**Direction**: Look through the listing for the word "Pickup". Copy each line that has it.

**Data excerpts**:

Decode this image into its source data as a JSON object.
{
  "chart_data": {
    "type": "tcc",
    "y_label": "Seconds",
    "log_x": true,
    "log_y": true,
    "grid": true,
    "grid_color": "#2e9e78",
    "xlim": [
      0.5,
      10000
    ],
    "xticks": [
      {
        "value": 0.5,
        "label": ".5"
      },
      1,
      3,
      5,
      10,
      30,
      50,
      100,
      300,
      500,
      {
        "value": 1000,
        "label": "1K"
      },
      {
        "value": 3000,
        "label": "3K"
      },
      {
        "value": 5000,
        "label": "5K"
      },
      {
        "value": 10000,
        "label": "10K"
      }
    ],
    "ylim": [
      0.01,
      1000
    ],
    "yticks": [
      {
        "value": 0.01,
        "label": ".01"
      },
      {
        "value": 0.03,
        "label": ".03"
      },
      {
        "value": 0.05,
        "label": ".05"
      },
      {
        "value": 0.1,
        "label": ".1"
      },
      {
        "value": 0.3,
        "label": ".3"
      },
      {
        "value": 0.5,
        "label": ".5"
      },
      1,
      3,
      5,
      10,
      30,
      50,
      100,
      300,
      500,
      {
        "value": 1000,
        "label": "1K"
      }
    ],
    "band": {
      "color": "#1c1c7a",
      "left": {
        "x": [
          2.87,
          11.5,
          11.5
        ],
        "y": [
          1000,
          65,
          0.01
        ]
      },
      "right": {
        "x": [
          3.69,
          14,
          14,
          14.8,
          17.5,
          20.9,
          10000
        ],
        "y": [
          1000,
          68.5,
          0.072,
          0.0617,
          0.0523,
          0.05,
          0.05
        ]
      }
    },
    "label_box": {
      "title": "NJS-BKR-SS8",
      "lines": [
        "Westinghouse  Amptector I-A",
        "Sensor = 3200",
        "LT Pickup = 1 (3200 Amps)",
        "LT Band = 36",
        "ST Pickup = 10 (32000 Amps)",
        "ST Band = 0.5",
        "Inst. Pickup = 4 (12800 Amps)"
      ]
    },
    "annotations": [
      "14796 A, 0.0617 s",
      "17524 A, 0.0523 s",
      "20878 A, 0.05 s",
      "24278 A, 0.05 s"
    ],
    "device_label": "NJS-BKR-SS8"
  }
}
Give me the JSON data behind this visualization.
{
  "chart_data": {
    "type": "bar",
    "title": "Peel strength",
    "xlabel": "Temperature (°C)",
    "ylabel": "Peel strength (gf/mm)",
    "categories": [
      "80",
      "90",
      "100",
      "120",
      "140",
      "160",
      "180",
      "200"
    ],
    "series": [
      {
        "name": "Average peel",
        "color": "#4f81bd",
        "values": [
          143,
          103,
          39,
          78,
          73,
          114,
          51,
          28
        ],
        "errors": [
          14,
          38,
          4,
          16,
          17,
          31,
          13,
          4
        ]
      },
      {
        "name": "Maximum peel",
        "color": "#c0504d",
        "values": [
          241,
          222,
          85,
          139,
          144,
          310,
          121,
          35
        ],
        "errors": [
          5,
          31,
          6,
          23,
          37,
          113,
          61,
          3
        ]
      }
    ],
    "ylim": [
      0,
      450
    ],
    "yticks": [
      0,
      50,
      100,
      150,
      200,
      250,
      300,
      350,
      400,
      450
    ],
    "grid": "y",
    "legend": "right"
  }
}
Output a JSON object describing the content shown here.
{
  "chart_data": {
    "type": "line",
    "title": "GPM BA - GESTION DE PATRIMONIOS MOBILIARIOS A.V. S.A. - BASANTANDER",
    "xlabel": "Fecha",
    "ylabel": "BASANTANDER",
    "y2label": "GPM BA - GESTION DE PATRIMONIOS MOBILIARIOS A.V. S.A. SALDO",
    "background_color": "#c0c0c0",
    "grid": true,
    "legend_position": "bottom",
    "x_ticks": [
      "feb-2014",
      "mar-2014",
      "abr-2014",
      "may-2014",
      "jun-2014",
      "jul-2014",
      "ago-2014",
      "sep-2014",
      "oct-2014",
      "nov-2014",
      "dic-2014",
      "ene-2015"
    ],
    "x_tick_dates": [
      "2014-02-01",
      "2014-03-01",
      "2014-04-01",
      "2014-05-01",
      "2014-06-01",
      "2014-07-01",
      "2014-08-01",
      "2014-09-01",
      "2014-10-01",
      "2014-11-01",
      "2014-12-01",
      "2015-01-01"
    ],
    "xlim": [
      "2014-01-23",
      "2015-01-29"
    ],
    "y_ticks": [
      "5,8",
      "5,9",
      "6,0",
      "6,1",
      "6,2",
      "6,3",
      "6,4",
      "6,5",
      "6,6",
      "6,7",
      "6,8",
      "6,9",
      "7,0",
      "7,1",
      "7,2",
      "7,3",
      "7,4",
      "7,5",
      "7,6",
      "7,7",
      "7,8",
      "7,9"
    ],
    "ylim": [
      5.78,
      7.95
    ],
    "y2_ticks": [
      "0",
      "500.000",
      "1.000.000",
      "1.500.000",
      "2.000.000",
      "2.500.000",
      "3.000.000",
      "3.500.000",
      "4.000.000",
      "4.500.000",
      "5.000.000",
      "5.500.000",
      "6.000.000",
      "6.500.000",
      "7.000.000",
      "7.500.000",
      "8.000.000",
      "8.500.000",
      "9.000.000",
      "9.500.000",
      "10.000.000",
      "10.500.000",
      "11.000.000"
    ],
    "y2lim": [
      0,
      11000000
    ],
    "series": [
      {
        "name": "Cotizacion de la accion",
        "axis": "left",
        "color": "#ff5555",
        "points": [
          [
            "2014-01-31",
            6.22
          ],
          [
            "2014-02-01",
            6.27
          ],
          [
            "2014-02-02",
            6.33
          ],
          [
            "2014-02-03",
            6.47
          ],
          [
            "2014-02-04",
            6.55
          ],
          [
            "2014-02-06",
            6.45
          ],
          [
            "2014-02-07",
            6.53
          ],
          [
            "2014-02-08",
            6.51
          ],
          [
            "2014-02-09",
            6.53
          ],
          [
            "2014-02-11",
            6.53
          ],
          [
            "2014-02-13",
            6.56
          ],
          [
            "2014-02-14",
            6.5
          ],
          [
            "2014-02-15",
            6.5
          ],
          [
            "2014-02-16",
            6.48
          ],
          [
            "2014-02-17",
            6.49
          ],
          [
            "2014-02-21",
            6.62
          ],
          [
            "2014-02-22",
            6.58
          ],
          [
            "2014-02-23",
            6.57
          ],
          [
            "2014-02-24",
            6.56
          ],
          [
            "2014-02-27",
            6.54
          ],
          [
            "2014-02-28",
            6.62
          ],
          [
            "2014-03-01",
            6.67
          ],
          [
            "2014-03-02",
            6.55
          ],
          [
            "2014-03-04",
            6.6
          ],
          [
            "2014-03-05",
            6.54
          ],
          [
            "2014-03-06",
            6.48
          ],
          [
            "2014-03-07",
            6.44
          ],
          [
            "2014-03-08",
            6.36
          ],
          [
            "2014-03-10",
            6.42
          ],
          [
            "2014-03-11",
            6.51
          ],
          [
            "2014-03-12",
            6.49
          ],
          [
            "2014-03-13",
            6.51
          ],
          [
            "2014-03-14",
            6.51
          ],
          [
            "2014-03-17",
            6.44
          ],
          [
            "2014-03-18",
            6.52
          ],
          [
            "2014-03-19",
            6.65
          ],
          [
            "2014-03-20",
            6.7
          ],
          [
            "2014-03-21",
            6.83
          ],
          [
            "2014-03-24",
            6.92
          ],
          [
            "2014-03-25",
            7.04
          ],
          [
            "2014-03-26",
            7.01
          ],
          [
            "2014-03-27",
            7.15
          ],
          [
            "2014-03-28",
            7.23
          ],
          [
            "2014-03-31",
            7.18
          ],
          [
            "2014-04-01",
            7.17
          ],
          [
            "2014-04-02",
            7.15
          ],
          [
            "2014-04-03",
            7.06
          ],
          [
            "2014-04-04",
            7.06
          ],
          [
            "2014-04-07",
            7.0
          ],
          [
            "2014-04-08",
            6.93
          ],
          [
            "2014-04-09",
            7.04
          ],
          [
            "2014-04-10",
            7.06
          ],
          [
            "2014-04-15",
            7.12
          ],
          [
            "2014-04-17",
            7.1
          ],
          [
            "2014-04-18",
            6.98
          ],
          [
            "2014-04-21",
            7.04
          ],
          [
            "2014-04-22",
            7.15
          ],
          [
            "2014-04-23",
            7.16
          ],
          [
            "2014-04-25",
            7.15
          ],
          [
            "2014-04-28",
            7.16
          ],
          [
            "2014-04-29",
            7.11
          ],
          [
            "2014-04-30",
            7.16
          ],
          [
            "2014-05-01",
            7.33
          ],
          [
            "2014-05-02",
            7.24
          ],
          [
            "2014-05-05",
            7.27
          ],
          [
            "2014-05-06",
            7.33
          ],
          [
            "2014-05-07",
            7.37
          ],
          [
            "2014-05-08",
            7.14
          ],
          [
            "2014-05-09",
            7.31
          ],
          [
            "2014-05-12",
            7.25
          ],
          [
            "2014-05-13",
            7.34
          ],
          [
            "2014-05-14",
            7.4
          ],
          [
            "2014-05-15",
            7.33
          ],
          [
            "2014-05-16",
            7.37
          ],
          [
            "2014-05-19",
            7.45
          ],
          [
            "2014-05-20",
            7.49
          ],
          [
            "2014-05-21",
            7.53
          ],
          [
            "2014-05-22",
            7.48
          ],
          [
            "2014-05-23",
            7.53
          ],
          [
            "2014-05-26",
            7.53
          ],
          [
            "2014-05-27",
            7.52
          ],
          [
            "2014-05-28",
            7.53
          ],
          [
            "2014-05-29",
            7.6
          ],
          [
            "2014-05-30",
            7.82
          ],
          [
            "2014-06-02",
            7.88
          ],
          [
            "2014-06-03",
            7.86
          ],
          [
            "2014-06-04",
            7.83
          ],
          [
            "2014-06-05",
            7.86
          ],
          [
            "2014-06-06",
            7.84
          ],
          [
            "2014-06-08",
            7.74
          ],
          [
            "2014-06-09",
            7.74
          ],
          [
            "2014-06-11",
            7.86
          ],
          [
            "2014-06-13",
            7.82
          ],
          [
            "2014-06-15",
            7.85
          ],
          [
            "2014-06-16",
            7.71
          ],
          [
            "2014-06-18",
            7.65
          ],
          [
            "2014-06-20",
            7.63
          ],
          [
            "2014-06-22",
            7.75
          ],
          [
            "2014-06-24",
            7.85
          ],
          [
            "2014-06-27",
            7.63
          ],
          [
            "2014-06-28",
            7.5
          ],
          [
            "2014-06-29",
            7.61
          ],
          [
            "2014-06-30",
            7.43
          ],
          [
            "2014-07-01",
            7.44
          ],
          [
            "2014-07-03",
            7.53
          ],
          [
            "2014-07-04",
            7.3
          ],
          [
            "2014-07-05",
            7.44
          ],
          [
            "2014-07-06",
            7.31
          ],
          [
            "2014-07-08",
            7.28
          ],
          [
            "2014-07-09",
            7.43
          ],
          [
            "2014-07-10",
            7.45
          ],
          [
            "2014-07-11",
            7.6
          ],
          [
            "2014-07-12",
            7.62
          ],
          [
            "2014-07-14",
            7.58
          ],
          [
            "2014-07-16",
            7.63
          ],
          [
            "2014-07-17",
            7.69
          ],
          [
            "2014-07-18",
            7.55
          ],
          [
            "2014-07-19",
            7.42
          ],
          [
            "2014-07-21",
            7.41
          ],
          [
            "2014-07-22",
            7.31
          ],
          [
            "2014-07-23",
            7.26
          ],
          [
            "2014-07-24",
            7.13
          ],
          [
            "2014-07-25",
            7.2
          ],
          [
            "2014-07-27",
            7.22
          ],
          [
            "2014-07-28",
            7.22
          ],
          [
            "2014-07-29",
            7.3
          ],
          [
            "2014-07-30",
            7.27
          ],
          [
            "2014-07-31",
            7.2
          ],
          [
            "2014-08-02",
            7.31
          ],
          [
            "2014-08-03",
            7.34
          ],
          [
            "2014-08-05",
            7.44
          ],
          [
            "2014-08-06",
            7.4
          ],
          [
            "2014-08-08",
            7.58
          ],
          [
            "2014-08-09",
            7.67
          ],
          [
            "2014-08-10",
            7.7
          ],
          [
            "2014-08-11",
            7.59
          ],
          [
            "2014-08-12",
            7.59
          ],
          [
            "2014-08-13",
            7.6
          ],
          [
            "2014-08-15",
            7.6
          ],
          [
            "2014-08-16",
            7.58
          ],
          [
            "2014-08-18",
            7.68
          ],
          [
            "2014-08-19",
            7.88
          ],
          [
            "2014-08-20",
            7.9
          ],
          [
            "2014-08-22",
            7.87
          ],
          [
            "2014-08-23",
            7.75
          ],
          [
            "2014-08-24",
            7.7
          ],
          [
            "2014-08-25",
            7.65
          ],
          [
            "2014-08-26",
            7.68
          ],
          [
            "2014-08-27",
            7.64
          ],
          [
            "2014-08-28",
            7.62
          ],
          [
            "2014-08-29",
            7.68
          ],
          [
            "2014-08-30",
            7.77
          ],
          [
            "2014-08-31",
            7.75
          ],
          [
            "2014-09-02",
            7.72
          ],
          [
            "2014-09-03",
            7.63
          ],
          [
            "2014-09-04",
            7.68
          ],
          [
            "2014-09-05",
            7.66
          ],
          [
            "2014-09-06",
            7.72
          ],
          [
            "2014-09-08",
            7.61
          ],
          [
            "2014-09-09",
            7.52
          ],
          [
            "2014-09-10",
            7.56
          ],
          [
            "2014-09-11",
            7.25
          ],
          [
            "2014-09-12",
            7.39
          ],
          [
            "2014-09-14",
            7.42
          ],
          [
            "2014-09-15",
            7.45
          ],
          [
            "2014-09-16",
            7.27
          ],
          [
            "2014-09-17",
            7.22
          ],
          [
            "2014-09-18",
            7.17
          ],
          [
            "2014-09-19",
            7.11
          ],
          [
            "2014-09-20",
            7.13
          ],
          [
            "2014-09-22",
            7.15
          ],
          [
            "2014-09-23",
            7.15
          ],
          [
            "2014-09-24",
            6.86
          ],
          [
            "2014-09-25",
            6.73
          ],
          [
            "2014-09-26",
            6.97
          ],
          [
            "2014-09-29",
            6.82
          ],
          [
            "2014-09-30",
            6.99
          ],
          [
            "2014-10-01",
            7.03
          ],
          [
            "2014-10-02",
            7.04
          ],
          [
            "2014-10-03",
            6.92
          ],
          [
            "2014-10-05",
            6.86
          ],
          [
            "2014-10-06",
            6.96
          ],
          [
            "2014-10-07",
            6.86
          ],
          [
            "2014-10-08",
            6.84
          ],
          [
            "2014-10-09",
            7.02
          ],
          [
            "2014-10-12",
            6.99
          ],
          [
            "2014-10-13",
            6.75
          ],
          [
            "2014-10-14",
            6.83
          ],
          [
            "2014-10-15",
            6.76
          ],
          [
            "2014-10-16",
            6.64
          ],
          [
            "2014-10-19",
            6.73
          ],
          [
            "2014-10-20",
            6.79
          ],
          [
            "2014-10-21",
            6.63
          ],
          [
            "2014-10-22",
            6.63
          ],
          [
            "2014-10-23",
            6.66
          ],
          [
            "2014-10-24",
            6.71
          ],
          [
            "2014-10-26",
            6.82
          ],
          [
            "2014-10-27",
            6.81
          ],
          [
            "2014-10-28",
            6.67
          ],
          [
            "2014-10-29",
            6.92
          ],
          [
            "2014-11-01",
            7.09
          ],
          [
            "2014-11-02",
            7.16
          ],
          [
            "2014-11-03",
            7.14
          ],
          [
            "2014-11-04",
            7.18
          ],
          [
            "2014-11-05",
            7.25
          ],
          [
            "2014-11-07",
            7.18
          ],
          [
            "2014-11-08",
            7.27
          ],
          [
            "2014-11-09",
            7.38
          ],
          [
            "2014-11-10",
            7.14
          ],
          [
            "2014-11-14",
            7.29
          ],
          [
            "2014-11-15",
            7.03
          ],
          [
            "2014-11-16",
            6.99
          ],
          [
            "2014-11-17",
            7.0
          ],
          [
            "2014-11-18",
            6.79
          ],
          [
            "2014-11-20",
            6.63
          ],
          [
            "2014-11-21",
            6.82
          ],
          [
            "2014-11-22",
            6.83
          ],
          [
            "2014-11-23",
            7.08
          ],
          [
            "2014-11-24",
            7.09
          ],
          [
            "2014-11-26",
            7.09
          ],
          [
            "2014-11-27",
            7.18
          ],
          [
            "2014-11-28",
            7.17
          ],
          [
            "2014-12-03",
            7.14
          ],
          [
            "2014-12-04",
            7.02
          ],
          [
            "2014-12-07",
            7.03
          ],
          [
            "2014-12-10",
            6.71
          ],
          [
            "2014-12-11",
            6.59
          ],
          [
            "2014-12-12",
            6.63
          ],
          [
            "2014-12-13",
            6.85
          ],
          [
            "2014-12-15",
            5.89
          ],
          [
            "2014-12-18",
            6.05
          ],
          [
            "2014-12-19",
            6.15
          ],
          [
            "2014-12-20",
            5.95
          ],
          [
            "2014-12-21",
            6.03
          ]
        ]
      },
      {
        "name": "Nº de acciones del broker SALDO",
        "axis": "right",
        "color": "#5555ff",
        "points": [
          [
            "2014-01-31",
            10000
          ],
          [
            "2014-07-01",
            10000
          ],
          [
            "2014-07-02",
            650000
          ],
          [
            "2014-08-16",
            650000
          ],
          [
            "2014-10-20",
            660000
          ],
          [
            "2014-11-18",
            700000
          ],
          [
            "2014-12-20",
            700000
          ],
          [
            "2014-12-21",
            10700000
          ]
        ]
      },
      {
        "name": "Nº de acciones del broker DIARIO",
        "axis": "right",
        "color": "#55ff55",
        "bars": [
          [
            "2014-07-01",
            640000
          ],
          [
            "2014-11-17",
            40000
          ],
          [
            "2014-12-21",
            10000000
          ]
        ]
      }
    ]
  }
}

**Task output**:
        "LT Pickup = 1 (3200 Amps)",
        "ST Pickup = 10 (32000 Amps)",
        "Inst. Pickup = 4 (12800 Amps)"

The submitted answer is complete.